=== DATA SHOWN ===

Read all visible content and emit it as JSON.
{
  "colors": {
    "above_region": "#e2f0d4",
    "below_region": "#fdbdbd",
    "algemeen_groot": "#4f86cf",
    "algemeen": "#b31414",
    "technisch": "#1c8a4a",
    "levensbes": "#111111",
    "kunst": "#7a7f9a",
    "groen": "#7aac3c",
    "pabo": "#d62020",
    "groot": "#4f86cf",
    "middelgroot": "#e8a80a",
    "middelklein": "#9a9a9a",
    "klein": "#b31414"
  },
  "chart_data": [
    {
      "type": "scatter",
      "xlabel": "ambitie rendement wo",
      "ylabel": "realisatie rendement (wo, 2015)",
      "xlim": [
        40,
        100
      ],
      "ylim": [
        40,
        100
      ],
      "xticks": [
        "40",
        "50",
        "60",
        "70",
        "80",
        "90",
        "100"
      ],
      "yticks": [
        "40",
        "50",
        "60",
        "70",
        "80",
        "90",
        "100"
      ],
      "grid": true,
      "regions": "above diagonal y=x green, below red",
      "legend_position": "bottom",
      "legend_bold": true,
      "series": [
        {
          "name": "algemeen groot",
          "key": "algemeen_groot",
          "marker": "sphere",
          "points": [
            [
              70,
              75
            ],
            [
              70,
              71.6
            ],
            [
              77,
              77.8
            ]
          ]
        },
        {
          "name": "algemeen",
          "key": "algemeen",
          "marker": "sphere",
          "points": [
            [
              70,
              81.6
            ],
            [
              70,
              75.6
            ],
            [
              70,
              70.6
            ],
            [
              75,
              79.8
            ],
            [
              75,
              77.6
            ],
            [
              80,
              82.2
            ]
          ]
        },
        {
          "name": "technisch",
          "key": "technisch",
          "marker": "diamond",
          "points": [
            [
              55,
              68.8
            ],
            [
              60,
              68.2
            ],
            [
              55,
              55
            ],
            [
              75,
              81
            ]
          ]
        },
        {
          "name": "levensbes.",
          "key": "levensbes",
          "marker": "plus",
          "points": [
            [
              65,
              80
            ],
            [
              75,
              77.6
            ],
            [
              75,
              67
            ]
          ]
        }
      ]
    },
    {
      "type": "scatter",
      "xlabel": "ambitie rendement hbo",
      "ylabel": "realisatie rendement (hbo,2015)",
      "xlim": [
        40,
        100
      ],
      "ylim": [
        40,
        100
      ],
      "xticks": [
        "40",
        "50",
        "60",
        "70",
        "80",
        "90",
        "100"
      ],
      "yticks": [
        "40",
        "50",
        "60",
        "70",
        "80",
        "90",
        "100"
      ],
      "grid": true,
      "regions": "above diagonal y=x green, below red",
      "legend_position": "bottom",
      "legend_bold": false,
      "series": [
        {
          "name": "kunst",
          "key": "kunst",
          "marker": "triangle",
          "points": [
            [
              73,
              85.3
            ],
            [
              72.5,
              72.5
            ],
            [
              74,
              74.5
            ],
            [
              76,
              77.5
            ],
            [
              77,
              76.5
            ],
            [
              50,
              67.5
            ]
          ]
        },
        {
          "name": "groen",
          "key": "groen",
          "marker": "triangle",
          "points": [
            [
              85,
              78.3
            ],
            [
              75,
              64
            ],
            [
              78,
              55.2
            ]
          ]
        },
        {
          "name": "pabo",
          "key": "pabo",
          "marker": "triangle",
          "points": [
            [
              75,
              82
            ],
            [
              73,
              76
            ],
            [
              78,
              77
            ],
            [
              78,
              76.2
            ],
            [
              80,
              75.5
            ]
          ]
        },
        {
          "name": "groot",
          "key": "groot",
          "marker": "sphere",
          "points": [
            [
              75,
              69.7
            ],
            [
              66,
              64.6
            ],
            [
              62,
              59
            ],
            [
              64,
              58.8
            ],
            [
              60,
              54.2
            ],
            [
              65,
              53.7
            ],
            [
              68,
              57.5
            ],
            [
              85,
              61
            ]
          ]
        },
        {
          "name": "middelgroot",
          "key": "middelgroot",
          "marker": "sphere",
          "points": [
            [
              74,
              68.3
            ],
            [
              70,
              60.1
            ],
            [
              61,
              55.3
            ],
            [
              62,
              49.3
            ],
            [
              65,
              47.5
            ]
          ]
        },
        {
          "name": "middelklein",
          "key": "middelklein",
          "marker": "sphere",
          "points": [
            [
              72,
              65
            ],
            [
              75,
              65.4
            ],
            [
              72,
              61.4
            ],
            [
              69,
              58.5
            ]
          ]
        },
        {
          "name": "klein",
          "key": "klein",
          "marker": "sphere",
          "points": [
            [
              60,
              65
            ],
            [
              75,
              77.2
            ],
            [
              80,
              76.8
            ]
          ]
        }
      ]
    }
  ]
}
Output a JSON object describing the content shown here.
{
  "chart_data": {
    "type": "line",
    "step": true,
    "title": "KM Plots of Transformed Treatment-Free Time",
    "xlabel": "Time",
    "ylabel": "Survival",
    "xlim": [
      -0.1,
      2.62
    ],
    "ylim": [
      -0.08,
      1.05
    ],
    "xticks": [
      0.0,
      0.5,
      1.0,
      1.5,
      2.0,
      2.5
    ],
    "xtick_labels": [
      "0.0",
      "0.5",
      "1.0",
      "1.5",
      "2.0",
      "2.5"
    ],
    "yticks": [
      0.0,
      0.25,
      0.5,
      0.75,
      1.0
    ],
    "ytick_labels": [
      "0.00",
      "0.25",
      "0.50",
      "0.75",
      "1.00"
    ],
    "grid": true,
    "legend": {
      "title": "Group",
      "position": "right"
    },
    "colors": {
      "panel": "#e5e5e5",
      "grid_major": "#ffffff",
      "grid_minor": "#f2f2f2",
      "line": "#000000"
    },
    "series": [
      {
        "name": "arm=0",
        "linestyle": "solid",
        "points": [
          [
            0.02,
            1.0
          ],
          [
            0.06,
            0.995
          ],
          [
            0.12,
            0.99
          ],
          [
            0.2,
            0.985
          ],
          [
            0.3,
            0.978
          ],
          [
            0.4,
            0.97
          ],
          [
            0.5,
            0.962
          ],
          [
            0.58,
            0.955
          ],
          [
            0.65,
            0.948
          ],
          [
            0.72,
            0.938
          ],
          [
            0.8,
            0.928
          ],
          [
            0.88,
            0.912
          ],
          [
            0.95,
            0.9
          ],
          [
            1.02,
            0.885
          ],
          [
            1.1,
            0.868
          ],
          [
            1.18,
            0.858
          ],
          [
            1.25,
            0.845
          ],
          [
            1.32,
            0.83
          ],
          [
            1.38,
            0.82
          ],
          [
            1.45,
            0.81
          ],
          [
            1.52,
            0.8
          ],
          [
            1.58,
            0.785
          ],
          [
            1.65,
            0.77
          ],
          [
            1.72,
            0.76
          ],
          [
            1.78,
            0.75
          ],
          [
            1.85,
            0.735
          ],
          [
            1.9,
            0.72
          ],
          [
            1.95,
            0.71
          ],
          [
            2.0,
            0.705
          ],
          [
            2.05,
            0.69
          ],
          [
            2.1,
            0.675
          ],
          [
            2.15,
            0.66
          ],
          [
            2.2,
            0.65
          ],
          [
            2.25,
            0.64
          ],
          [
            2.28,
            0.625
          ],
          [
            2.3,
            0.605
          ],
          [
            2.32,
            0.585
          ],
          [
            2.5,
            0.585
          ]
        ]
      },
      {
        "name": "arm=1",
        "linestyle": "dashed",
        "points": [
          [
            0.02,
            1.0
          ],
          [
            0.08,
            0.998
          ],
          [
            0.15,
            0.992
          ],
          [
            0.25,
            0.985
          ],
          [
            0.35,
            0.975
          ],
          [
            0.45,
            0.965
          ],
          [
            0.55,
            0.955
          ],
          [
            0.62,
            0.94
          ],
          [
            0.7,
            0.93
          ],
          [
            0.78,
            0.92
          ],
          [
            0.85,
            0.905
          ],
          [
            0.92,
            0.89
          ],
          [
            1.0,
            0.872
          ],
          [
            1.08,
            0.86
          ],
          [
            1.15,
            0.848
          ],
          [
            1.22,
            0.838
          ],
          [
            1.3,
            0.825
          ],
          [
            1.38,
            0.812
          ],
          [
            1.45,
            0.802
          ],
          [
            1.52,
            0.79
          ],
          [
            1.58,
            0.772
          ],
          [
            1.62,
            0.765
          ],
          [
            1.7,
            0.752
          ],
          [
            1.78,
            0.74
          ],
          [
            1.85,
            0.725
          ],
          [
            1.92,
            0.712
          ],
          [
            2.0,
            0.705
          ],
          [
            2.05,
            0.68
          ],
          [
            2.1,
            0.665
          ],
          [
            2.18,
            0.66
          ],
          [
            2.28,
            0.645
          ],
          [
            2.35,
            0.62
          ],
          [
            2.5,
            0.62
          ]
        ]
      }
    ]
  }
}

===

**WHAT IS NEEDED:** Give the count of lines that hold the word "middelklein", with nothing added.

**EXERCISE ANSWER:** 3